Short task: State the number of lines that contain the word "title", and add nothing else.

Raw records:
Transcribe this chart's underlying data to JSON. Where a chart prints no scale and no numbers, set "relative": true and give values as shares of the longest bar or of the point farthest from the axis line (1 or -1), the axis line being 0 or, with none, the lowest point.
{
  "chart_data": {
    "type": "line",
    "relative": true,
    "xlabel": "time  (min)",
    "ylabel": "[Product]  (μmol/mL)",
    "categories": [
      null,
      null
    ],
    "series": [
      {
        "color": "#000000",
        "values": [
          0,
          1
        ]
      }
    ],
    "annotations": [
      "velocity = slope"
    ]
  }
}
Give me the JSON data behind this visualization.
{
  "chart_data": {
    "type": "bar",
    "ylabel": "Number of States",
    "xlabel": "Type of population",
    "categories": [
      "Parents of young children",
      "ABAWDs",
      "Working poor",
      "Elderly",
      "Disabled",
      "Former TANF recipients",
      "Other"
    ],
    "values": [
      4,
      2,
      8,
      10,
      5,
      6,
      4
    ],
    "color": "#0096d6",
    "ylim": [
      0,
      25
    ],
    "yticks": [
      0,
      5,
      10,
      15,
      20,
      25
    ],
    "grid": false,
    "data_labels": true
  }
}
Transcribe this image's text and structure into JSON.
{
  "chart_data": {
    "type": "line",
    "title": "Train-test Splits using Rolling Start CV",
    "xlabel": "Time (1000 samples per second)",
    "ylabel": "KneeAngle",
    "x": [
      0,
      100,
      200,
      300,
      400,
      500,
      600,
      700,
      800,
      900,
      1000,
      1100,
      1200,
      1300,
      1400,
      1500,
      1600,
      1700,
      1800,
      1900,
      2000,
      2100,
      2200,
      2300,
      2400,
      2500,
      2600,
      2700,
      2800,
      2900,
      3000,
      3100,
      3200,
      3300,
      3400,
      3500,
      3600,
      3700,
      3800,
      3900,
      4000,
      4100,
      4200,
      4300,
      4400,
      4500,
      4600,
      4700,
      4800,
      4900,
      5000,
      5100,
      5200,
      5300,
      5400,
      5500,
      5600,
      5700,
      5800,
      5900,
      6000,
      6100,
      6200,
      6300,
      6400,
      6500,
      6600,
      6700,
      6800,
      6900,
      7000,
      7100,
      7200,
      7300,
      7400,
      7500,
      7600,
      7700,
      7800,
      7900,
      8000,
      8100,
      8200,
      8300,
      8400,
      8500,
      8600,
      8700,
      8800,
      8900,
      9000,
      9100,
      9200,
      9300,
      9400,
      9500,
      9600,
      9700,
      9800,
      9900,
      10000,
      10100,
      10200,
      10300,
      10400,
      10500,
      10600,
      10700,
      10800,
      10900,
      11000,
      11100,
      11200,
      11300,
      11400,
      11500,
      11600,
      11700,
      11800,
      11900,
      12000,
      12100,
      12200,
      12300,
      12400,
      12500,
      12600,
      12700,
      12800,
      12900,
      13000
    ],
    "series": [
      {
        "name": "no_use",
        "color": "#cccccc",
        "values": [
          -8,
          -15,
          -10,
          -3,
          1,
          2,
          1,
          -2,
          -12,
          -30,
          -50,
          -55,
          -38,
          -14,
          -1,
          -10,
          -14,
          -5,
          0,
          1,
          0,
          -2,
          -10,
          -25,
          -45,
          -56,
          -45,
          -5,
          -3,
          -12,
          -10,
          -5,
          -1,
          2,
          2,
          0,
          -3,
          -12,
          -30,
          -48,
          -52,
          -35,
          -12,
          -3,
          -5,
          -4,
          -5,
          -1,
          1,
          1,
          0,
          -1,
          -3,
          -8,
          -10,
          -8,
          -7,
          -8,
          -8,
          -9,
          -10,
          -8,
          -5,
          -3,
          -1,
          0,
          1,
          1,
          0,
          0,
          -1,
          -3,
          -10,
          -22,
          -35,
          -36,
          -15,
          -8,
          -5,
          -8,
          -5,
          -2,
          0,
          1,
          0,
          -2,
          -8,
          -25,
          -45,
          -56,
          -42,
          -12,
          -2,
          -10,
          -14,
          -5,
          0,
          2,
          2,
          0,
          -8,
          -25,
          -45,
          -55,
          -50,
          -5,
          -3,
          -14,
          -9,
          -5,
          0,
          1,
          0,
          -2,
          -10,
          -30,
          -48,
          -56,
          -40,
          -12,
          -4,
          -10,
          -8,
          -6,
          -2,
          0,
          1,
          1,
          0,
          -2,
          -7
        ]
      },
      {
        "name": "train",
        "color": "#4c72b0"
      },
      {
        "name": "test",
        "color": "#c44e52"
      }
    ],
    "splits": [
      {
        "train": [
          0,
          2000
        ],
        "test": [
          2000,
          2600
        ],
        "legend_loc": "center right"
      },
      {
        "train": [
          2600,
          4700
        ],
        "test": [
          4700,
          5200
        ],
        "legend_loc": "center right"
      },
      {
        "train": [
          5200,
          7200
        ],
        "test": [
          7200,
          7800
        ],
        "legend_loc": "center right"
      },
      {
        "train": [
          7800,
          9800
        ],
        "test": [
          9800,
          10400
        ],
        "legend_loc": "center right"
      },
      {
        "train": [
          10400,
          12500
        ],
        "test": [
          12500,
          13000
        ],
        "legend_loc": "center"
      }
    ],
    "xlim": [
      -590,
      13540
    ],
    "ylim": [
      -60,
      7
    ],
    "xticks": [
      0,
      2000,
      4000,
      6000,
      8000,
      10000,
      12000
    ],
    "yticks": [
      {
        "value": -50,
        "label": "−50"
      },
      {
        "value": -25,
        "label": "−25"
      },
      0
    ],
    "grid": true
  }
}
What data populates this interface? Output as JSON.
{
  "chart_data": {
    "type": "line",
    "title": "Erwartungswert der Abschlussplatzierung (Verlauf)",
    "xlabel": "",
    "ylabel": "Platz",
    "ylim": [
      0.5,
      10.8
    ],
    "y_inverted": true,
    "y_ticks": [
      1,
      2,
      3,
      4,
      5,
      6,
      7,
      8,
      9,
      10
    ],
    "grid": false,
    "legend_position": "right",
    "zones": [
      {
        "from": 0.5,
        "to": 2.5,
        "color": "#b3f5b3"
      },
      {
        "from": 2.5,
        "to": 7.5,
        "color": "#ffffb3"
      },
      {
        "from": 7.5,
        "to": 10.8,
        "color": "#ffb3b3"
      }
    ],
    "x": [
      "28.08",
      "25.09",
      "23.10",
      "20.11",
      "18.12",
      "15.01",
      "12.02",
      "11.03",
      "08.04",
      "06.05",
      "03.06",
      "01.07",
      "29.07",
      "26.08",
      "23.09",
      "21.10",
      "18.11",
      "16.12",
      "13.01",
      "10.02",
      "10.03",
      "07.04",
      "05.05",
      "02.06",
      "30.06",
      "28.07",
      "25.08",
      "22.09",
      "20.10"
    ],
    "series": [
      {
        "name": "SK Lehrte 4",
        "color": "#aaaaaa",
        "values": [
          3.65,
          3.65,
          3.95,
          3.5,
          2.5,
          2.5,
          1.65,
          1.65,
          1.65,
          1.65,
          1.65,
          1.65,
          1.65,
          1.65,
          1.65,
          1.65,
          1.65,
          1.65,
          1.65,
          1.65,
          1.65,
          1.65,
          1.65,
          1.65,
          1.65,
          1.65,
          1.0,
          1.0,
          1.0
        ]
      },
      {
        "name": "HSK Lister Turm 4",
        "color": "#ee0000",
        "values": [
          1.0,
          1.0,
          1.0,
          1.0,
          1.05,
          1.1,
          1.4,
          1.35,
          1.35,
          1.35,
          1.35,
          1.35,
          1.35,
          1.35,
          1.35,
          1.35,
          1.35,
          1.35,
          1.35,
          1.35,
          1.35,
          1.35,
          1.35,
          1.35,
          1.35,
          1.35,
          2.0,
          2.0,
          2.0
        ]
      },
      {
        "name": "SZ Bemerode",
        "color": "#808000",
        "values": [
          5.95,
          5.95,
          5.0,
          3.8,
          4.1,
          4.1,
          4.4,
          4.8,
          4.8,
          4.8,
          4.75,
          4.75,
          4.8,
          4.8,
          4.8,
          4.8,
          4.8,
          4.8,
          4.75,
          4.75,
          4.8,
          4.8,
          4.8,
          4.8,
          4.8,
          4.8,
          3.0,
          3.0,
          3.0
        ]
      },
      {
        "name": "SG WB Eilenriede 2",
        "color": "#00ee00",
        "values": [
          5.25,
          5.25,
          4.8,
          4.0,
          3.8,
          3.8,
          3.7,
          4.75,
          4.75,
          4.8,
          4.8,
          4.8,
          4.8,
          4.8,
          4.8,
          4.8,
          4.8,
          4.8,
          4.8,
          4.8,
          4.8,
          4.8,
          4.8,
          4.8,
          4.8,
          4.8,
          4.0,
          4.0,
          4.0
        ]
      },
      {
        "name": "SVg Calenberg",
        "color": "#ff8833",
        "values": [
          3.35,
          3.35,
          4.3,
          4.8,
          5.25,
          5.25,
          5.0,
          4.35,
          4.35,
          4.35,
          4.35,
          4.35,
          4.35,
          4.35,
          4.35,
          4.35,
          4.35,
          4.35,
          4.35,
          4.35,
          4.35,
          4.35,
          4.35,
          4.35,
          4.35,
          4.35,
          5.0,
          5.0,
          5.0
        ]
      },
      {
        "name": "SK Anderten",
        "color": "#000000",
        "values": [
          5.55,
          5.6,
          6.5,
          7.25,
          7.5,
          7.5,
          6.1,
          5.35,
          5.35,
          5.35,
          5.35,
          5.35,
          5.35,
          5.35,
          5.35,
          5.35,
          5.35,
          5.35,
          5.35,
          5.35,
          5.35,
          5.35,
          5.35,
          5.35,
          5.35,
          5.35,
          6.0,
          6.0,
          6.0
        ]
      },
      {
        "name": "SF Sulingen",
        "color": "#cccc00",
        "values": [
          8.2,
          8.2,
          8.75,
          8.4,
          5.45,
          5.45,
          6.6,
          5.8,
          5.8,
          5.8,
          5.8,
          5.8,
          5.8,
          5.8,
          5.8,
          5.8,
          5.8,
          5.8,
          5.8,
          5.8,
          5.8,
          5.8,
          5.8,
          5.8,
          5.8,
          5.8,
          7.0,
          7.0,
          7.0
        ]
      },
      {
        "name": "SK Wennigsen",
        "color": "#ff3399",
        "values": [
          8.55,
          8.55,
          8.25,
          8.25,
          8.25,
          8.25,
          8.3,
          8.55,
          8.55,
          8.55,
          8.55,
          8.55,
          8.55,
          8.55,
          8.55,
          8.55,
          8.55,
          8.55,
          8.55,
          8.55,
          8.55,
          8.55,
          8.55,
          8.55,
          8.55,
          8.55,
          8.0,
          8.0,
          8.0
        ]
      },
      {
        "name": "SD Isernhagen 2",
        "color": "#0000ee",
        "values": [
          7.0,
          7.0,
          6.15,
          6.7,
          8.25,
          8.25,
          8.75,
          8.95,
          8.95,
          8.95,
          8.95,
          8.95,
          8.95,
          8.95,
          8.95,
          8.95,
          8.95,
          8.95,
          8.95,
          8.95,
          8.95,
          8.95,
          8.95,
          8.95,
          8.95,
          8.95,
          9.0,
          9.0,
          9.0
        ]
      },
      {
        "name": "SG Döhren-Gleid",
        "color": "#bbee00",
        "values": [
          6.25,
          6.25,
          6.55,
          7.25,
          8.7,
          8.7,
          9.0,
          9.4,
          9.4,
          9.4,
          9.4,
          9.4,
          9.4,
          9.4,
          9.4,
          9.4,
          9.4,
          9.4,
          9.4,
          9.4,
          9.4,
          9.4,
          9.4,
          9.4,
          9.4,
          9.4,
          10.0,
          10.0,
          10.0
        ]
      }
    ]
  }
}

Final result: 2